[Exercise goal] Retype the material that follows, keeping every word as it is.

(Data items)

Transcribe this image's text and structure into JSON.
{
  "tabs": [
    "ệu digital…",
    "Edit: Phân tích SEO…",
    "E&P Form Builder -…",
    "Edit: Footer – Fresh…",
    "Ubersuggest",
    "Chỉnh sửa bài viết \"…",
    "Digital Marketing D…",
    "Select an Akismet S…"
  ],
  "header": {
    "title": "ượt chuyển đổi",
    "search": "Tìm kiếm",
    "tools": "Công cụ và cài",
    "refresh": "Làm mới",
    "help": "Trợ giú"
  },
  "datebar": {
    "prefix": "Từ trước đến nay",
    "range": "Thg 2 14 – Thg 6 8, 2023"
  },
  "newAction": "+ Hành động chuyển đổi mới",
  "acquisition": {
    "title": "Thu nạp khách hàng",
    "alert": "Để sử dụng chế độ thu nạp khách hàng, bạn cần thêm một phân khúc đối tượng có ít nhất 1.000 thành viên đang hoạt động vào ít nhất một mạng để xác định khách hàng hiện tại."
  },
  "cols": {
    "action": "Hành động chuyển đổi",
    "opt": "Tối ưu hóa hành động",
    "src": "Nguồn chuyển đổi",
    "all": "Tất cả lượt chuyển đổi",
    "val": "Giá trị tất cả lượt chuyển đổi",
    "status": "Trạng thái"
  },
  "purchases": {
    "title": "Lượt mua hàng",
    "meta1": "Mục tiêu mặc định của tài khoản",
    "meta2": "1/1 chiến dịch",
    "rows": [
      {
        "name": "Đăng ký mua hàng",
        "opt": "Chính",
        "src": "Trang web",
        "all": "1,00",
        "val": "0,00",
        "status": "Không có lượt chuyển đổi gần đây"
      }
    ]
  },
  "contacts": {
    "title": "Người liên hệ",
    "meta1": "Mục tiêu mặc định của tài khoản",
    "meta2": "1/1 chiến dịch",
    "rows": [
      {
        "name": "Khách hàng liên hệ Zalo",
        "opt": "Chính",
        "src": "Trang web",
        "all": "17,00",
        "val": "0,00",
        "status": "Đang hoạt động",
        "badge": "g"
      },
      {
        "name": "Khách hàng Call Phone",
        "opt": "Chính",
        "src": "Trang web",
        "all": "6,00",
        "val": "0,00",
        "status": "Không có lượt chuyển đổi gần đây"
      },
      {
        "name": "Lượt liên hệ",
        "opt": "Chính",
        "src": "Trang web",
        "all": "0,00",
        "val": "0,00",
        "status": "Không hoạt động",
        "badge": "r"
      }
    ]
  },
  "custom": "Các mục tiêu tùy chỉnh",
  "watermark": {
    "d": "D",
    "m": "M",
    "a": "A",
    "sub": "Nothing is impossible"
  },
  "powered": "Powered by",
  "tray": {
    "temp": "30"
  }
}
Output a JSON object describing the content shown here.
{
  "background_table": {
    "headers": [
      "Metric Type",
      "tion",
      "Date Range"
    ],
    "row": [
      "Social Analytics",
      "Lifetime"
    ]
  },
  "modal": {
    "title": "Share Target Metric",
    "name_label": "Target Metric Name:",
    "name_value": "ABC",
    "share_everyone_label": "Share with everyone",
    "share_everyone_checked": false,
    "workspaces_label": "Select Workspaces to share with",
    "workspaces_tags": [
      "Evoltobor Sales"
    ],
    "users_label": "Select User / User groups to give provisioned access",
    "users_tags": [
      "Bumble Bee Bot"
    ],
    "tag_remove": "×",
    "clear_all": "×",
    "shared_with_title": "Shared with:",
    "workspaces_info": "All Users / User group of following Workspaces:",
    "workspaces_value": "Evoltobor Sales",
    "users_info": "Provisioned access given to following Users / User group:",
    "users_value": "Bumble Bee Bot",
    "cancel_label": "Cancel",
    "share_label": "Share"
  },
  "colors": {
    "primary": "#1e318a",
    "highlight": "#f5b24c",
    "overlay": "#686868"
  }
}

[Task answer]
Transcribe this image's text and structure into JSON.
{
  "tabs": [
    "ệu digital…",
    "Edit: Phân tích SEO…",
    "E&P Form Builder -…",
    "Edit: Footer – Fresh…",
    "Ubersuggest",
    "Chỉnh sửa bài viết \"…",
    "Digital Marketing D…",
    "Select an Akismet S…"
  ],
  "header": {
    "title": "ượt chuyển đổi",
    "search": "Tìm kiếm",
    "tools": "Công cụ và cài",
    "refresh": "Làm mới",
    "help": "Trợ giú"
  },
  "datebar": {
    "prefix": "Từ trước đến nay",
    "range": "Thg 2 14 – Thg 6 8, 2023"
  },
  "newAction": "+ Hành động chuyển đổi mới",
  "acquisition": {
    "title": "Thu nạp khách hàng",
    "alert": "Để sử dụng chế độ thu nạp khách hàng, bạn cần thêm một phân khúc đối tượng có ít nhất 1.000 thành viên đang hoạt động vào ít nhất một mạng để xác định khách hàng hiện tại."
  },
  "cols": {
    "action": "Hành động chuyển đổi",
    "opt": "Tối ưu hóa hành động",
    "src": "Nguồn chuyển đổi",
    "all": "Tất cả lượt chuyển đổi",
    "val": "Giá trị tất cả lượt chuyển đổi",
    "status": "Trạng thái"
  },
  "purchases": {
    "title": "Lượt mua hàng",
    "meta1": "Mục tiêu mặc định của tài khoản",
    "meta2": "1/1 chiến dịch",
    "rows": [
      {
        "name": "Đăng ký mua hàng",
        "opt": "Chính",
        "src": "Trang web",
        "all": "1,00",
        "val": "0,00",
        "status": "Không có lượt chuyển đổi gần đây"
      }
    ]
  },
  "contacts": {
    "title": "Người liên hệ",
    "meta1": "Mục tiêu mặc định của tài khoản",
    "meta2": "1/1 chiến dịch",
    "rows": [
      {
        "name": "Khách hàng liên hệ Zalo",
        "opt": "Chính",
        "src": "Trang web",
        "all": "17,00",
        "val": "0,00",
        "status": "Đang hoạt động",
        "badge": "g"
      },
      {
        "name": "Khách hàng Call Phone",
        "opt": "Chính",
        "src": "Trang web",
        "all": "6,00",
        "val": "0,00",
        "status": "Không có lượt chuyển đổi gần đây"
      },
      {
        "name": "Lượt liên hệ",
        "opt": "Chính",
        "src": "Trang web",
        "all": "0,00",
        "val": "0,00",
        "status": "Không hoạt động",
        "badge": "r"
      }
    ]
  },
  "custom": "Các mục tiêu tùy chỉnh",
  "watermark": {
    "d": "D",
    "m": "M",
    "a": "A",
    "sub": "Nothing is impossible"
  },
  "powered": "Powered by",
  "tray": {
    "temp": "30"
  }
}
Output a JSON object describing the content shown here.
{
  "background_table": {
    "headers": [
      "Metric Type",
      "tion",
      "Date Range"
    ],
    "row": [
      "Social Analytics",
      "Lifetime"
    ]
  },
  "modal": {
    "title": "Share Target Metric",
    "name_label": "Target Metric Name:",
    "name_value": "ABC",
    "share_everyone_label": "Share with everyone",
    "share_everyone_checked": false,
    "workspaces_label": "Select Workspaces to share with",
    "workspaces_tags": [
      "Evoltobor Sales"
    ],
    "users_label": "Select User / User groups to give provisioned access",
    "users_tags": [
      "Bumble Bee Bot"
    ],
    "tag_remove": "×",
    "clear_all": "×",
    "shared_with_title": "Shared with:",
    "workspaces_info": "All Users / User group of following Workspaces:",
    "workspaces_value": "Evoltobor Sales",
    "users_info": "Provisioned access given to following Users / User group:",
    "users_value": "Bumble Bee Bot",
    "cancel_label": "Cancel",
    "share_label": "Share"
  },
  "colors": {
    "primary": "#1e318a",
    "highlight": "#f5b24c",
    "overlay": "#686868"
  }
}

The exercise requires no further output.